* Begin Provided data *
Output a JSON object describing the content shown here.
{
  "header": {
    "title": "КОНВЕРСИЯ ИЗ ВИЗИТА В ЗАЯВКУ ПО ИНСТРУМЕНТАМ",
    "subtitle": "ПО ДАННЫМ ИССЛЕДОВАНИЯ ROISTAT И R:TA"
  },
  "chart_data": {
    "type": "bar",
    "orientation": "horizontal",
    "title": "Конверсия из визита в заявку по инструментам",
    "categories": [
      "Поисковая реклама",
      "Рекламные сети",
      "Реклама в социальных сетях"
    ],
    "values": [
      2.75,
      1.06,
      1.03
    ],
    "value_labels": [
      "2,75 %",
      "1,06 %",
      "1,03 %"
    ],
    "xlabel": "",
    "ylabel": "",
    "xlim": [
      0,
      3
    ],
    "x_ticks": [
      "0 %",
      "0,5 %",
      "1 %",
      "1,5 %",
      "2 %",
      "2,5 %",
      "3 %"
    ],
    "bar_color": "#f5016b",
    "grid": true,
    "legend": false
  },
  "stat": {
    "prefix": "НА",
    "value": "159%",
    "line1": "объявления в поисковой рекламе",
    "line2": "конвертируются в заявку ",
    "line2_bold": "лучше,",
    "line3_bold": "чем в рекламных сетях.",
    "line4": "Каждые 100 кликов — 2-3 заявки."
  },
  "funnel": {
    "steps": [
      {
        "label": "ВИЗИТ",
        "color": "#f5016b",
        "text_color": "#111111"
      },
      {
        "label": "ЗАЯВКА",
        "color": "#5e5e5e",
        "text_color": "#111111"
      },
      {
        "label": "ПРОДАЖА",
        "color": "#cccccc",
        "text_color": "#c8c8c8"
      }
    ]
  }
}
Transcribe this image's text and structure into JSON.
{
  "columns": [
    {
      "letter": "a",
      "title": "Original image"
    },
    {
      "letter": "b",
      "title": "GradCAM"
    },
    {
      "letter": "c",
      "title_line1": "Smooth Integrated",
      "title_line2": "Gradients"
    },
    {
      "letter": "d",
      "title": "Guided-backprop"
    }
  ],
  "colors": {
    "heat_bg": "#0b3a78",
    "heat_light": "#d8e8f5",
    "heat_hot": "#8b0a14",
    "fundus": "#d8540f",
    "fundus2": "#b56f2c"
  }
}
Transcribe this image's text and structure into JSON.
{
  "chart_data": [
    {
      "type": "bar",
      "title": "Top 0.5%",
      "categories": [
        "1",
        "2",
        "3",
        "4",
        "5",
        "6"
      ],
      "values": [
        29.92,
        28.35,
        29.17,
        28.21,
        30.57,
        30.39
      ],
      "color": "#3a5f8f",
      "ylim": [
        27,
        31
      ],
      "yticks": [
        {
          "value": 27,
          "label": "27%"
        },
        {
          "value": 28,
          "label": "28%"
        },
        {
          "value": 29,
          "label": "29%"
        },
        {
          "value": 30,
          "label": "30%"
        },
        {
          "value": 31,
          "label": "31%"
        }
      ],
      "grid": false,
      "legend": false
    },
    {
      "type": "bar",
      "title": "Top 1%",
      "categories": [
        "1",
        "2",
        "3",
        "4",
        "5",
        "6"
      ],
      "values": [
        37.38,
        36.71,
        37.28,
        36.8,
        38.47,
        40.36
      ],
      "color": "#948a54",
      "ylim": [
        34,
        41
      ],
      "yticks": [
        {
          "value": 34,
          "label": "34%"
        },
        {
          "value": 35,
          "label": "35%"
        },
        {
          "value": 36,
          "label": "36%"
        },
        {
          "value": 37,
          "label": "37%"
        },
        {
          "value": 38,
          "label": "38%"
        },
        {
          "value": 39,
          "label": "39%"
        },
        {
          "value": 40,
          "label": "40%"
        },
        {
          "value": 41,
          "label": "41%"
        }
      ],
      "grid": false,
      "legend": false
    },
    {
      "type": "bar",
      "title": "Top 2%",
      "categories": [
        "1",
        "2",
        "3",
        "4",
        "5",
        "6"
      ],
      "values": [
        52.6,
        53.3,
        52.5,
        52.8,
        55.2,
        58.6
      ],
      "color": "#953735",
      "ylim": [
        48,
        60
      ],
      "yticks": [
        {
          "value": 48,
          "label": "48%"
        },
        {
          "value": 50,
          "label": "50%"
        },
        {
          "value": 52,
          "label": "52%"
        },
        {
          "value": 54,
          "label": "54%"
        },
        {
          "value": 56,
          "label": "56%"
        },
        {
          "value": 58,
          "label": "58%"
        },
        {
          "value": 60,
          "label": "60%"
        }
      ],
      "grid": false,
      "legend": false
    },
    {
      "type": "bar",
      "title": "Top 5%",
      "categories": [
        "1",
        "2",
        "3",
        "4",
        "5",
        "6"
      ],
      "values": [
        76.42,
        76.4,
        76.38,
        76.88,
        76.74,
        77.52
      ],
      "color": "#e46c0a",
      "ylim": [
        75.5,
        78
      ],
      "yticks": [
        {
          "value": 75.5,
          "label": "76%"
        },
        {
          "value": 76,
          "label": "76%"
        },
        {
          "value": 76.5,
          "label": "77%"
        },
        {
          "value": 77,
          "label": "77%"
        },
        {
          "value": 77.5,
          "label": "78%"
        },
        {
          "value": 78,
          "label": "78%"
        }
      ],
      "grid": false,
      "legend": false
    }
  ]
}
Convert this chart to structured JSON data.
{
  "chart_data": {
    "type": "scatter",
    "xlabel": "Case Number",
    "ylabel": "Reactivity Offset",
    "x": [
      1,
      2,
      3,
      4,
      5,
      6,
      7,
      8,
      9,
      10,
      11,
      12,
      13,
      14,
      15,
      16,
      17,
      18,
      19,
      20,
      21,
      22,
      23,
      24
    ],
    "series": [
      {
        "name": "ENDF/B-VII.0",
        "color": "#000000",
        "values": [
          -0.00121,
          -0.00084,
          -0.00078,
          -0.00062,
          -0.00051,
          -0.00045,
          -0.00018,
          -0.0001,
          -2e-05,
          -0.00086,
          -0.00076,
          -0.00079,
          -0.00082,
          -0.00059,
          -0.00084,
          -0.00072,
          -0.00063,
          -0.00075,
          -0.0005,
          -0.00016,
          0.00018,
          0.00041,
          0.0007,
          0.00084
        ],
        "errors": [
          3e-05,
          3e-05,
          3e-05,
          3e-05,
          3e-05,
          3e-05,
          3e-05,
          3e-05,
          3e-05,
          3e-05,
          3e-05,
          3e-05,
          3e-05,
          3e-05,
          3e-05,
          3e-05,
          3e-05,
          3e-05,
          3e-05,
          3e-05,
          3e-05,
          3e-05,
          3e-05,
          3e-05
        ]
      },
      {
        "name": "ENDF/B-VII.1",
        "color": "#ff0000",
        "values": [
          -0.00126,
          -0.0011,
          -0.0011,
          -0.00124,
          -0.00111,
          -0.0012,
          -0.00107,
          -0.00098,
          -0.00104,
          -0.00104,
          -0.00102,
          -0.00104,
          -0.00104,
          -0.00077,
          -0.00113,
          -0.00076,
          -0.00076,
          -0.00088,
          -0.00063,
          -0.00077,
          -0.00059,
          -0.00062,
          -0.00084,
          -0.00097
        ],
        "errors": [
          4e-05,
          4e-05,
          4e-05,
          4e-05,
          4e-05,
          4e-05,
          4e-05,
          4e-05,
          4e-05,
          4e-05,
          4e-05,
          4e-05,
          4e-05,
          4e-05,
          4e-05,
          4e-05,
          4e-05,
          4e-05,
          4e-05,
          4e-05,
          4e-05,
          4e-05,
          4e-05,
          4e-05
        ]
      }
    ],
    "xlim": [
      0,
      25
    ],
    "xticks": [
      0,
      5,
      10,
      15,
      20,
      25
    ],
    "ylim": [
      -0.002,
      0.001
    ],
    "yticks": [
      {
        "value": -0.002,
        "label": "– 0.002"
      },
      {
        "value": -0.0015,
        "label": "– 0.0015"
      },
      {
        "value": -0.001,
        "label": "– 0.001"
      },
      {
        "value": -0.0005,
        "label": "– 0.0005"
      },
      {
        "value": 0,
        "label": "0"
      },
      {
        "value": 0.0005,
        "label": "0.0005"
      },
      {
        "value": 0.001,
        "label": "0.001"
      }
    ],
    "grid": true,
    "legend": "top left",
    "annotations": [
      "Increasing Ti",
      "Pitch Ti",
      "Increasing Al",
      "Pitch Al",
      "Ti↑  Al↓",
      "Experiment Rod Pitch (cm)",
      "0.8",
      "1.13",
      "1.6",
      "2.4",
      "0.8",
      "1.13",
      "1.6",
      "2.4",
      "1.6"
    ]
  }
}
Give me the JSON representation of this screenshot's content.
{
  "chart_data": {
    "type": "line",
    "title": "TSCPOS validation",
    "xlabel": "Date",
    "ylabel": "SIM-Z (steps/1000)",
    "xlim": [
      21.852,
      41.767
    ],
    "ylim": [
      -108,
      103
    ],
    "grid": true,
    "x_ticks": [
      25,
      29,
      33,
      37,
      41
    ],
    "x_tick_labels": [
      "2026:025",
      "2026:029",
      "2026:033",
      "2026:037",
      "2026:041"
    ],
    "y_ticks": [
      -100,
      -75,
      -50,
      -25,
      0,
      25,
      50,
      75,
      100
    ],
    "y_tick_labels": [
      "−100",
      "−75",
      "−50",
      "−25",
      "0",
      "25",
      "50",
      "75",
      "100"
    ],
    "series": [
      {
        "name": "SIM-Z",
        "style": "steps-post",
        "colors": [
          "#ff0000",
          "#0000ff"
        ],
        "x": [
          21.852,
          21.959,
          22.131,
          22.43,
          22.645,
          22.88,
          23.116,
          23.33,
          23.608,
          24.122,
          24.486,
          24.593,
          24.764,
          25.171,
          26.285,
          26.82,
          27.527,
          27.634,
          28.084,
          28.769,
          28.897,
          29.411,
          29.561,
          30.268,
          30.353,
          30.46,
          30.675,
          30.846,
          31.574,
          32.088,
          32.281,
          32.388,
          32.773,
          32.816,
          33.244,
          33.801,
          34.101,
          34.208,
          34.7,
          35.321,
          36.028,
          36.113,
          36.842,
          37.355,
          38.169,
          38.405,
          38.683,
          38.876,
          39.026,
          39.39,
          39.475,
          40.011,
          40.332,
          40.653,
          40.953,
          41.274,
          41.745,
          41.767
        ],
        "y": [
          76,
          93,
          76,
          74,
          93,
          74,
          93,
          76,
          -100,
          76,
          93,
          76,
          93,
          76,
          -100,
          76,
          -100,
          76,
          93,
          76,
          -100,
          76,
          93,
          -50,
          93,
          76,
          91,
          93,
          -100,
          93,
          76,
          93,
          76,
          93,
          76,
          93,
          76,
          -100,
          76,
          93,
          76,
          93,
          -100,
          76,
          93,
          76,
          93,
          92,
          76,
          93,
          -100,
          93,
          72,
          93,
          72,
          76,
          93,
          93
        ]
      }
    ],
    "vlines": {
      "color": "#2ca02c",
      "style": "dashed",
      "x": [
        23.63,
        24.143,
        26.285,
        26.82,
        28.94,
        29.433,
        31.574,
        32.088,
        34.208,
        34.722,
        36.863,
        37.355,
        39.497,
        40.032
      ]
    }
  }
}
* End Provided data *
Take each line containing the string "content" and copy it out.

(Exercise response):
Output a JSON object describing the content shown here.
Give me the JSON representation of this screenshot's content.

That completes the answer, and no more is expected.